• [AIM OF THE EXERCISE]
Look through the material and tally each line bearing the word "name". Give only the total.

┌─ DATA FOR THIS TASK

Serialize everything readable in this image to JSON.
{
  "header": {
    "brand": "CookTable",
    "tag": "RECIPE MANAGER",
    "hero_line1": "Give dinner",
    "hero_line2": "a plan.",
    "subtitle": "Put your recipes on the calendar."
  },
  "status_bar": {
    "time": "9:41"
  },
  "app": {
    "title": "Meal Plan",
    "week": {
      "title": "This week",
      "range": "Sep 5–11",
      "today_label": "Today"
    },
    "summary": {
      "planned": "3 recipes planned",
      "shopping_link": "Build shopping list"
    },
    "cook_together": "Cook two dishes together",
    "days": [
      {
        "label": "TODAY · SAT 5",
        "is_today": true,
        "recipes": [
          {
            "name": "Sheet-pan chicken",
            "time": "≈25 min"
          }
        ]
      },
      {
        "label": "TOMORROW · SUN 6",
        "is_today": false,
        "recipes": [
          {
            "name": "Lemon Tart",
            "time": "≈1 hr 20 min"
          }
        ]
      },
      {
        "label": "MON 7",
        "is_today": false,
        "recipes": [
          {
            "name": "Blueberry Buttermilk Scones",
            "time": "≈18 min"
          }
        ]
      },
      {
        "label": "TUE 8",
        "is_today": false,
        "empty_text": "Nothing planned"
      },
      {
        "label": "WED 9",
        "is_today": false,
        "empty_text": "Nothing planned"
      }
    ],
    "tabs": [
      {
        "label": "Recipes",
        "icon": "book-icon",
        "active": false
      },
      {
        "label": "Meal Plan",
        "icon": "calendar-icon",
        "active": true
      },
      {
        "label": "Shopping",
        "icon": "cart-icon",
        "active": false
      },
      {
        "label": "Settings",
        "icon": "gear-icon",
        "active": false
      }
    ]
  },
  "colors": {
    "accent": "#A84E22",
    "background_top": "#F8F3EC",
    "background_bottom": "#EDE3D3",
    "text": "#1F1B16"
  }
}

└─

• [TASK OUTPUT]
3